§ **REQUIREMENT**
Present the part of the rows that opens with the line containing "Enumerate the UI" and closes with the line containing "close-button[interactable]: ✕: [1254, 0, 1278, 12]" as a Markdown table with the columns Number and Line, leaving out blank lines.

§ **INPUT FOR THIS TASK**
- - -
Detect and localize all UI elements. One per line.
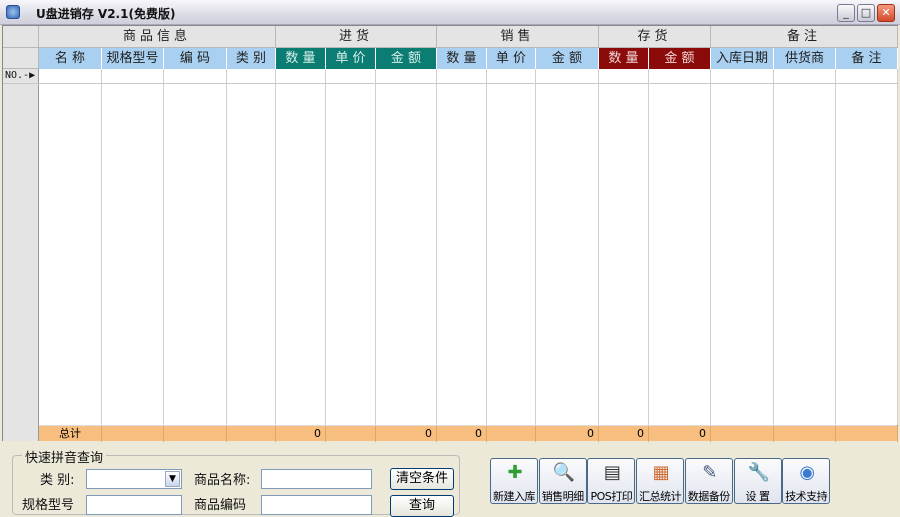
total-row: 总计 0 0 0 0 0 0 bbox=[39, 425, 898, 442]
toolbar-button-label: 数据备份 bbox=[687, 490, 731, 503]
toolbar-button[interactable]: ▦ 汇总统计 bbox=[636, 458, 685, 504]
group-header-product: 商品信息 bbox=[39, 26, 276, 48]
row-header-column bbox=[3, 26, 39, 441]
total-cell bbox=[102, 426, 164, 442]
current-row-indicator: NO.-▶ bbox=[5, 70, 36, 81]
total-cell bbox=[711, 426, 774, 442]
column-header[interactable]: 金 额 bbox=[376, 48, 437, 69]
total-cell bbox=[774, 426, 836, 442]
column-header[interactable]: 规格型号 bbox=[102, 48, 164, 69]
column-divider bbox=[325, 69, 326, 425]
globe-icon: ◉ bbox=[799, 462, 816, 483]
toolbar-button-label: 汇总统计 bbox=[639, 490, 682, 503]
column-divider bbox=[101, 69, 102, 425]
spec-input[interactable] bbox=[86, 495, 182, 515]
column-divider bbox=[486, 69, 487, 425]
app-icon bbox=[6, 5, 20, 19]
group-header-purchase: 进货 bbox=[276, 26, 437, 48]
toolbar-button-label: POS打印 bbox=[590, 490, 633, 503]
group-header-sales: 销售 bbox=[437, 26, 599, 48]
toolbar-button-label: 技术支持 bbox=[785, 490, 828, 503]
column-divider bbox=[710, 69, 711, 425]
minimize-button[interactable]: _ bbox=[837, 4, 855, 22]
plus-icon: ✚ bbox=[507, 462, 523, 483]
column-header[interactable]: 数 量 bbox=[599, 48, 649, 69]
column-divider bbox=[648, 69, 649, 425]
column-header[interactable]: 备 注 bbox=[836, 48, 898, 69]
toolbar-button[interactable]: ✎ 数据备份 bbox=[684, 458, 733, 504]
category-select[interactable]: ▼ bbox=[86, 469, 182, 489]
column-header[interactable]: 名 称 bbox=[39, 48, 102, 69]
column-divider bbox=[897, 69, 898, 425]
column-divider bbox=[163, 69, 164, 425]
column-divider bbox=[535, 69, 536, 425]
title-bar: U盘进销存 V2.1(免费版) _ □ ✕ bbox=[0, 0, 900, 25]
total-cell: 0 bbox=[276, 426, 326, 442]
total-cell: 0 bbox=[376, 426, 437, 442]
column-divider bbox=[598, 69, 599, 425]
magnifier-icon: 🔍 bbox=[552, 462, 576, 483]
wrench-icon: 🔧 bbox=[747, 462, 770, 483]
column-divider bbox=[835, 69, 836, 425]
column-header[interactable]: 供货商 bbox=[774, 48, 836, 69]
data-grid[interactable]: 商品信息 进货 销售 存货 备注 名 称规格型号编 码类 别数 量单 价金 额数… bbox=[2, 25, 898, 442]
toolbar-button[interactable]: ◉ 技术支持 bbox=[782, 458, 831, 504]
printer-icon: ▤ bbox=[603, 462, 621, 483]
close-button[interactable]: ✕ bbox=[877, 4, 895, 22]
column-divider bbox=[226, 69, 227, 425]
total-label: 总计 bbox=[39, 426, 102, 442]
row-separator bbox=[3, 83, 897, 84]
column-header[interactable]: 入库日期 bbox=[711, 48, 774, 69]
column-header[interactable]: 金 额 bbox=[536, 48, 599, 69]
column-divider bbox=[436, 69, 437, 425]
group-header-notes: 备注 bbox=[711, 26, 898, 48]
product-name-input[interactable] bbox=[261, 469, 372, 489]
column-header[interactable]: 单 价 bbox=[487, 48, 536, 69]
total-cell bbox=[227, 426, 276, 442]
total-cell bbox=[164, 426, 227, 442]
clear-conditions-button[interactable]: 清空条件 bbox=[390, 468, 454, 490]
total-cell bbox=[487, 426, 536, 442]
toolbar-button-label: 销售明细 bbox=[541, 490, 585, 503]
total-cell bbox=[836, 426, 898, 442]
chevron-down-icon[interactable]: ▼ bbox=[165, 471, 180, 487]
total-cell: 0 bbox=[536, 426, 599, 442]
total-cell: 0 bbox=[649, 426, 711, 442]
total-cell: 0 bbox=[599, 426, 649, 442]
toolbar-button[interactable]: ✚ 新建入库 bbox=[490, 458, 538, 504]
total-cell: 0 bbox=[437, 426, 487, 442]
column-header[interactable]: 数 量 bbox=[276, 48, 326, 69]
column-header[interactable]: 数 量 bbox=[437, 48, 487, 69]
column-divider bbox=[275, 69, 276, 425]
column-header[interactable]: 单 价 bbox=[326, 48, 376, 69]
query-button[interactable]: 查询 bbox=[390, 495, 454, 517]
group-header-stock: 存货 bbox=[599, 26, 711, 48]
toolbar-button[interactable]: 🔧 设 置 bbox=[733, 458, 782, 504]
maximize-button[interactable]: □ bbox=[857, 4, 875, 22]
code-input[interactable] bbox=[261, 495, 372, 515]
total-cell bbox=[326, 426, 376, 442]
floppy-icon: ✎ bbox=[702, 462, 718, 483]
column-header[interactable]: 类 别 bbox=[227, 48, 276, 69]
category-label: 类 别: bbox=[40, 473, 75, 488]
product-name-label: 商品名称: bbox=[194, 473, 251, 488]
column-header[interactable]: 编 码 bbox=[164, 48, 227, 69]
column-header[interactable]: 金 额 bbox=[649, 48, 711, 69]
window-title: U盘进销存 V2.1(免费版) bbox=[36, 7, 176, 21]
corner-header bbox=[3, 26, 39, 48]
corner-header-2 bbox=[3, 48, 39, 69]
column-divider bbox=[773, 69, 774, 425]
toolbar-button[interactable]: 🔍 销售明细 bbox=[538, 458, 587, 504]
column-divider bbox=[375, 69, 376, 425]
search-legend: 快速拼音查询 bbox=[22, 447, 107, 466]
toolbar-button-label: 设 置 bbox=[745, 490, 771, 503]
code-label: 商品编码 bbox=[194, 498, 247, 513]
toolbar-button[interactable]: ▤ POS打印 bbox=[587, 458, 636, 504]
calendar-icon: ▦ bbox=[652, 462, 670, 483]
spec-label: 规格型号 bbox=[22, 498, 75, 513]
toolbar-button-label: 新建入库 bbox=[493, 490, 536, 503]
- - -
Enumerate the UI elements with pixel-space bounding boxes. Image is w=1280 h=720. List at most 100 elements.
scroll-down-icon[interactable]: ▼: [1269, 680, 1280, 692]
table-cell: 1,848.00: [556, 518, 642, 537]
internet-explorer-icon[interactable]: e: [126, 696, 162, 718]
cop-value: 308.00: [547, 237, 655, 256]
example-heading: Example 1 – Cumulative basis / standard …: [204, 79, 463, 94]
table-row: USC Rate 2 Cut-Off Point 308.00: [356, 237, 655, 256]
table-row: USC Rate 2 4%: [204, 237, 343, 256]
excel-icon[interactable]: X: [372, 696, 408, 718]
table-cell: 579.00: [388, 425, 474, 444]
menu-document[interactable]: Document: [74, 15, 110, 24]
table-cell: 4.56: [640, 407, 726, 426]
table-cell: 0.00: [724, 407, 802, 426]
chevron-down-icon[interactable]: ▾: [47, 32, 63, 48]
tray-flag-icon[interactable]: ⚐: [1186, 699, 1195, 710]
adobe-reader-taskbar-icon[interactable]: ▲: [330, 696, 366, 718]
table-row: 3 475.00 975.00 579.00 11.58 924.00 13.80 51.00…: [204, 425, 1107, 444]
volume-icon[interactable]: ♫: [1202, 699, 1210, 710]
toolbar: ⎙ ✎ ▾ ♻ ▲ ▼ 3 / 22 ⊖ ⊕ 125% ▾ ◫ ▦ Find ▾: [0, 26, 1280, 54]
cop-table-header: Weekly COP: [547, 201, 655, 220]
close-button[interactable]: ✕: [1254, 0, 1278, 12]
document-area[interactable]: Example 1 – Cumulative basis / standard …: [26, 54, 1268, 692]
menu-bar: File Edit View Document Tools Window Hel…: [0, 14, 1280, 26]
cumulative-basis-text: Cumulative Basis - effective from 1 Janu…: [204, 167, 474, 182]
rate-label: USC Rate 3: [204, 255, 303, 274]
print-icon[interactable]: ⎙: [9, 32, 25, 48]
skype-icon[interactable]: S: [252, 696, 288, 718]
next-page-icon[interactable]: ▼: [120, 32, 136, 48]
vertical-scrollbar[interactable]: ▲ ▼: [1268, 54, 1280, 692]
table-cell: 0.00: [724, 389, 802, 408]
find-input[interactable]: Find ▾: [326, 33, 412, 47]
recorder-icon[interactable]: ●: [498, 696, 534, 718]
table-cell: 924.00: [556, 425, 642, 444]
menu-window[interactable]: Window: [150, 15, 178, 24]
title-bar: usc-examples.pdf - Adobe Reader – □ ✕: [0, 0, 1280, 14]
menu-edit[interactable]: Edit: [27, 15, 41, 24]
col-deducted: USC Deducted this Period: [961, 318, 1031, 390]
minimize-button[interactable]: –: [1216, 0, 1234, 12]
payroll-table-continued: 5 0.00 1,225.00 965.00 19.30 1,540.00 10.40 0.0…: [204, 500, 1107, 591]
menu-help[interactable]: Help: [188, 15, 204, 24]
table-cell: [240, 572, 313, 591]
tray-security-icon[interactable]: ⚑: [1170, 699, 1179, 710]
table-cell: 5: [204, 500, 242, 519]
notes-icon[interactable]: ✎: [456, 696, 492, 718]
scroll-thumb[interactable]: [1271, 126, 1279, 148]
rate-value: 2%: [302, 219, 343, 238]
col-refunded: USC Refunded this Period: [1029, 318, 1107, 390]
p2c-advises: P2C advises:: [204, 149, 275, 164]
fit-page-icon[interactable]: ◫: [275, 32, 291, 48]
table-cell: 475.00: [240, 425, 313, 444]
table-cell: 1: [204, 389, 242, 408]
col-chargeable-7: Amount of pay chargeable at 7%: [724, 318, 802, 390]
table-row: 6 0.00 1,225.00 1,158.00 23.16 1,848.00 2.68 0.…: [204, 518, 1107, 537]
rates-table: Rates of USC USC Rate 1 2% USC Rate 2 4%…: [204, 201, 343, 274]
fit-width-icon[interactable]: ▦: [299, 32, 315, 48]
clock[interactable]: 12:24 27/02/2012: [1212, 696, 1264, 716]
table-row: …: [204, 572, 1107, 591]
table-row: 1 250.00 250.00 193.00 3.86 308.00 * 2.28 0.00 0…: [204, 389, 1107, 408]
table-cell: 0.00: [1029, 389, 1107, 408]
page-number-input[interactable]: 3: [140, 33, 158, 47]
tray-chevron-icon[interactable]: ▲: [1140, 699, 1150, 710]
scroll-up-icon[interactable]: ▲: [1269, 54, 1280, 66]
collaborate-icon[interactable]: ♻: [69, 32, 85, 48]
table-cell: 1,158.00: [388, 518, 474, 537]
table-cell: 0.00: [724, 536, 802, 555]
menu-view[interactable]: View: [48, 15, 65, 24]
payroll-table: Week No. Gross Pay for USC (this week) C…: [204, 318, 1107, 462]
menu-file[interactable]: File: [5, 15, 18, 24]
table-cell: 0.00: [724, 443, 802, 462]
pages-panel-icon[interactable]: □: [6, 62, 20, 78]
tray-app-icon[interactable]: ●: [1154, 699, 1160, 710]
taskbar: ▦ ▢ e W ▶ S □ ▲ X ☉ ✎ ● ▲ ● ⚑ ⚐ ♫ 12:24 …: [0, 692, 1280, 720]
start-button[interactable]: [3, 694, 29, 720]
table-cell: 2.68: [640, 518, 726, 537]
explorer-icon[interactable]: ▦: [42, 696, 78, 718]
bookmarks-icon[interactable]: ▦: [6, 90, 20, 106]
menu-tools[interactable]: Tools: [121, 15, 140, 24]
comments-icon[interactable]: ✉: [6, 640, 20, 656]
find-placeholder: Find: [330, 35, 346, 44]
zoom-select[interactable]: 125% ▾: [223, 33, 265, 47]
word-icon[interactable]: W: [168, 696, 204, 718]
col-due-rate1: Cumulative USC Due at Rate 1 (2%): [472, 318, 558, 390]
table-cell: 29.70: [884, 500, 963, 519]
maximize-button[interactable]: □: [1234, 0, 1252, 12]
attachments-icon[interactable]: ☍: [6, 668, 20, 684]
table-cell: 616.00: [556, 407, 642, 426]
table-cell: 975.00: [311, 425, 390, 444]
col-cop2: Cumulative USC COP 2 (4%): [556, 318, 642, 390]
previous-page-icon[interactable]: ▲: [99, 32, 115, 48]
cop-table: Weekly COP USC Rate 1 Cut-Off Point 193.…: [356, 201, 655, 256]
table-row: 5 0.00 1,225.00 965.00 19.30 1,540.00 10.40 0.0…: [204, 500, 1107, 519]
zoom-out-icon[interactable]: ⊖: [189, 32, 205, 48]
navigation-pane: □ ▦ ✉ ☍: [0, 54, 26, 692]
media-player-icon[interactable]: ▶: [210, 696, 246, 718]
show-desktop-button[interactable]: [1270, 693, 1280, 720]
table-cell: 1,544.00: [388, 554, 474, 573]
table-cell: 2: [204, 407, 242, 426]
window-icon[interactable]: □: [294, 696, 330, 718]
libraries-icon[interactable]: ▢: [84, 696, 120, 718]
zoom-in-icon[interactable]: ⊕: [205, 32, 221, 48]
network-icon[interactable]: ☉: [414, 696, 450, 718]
- - -
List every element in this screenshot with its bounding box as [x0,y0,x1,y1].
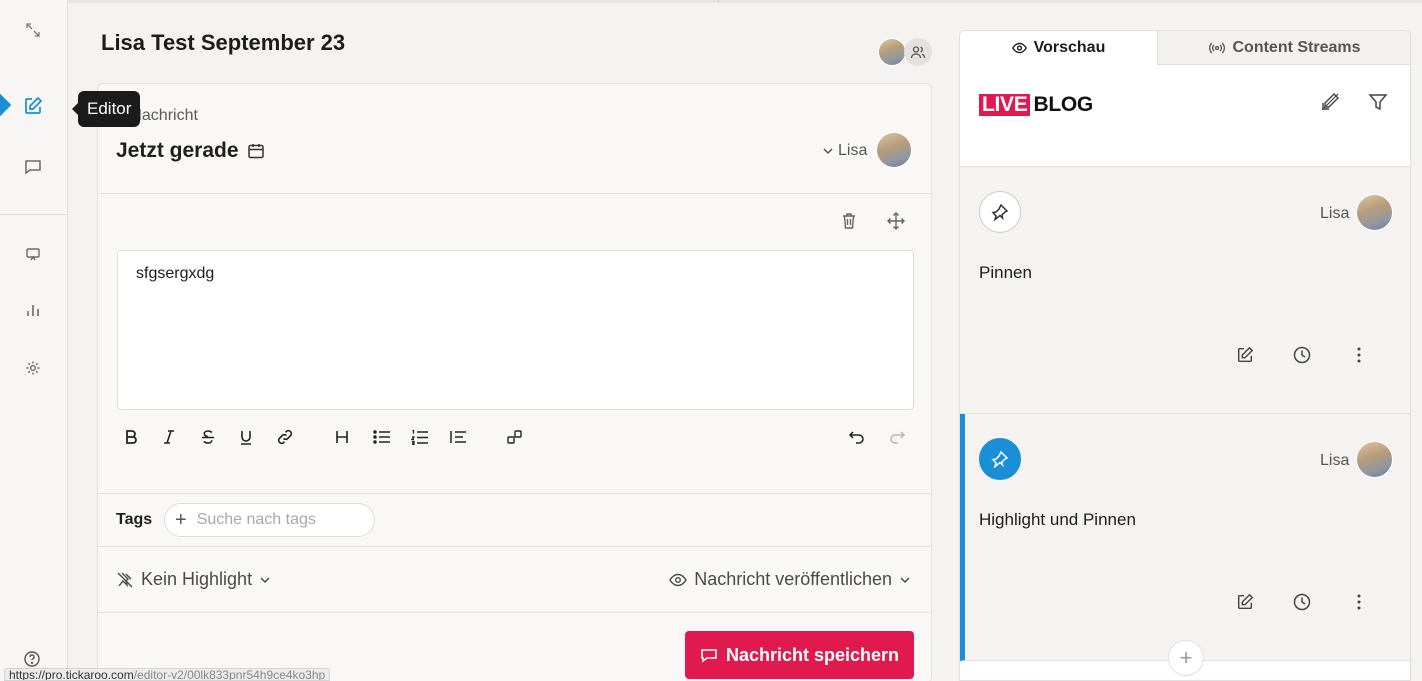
- - -
§ **WRITTEN SOLUTION**
| Number | Line |
|---|---|
| 1 | Enumerate the UI elements with pixel-space bounding boxes. Image is w=1280 h=720. List at most 100 elements. |
| 2 | scroll-down-icon[interactable]: ▼: [1269, 680, 1280, 692] |
| 3 | table-cell: 1,848.00: [556, 518, 642, 537] |
| 4 | internet-explorer-icon[interactable]: e: [126, 696, 162, 718] |
| 5 | cop-value: 308.00: [547, 237, 655, 256] |
| 6 | example-heading: Example 1 – Cumulative basis / standard …: [204, 79, 463, 94] |
| 7 | table-row: USC Rate 2 Cut-Off Point 308.00: [356, 237, 655, 256] |
| 8 | table-row: USC Rate 2 4%: [204, 237, 343, 256] |
| 9 | excel-icon[interactable]: X: [372, 696, 408, 718] |
| 10 | table-cell: 579.00: [388, 425, 474, 444] |
| 11 | menu-document[interactable]: Document: [74, 15, 110, 24] |
| 12 | table-cell: 4.56: [640, 407, 726, 426] |
| 13 | table-cell: 0.00: [724, 407, 802, 426] |
| 14 | chevron-down-icon[interactable]: ▾: [47, 32, 63, 48] |
| 15 | tray-flag-icon[interactable]: ⚐: [1186, 699, 1195, 710] |
| 16 | adobe-reader-taskbar-icon[interactable]: ▲: [330, 696, 366, 718] |
| 17 | table-row: 3 475.00 975.00 579.00 11.58 924.00 13.80 51.00…: [204, 425, 1107, 444] |
| 18 | volume-icon[interactable]: ♫: [1202, 699, 1210, 710] |
| 19 | toolbar: ⎙ ✎ ▾ ♻ ▲ ▼ 3 / 22 ⊖ ⊕ 125% ▾ ◫ ▦ Find ▾: [0, 26, 1280, 54] |
| 20 | cop-table-header: Weekly COP: [547, 201, 655, 220] |
| 21 | close-button[interactable]: ✕: [1254, 0, 1278, 12] |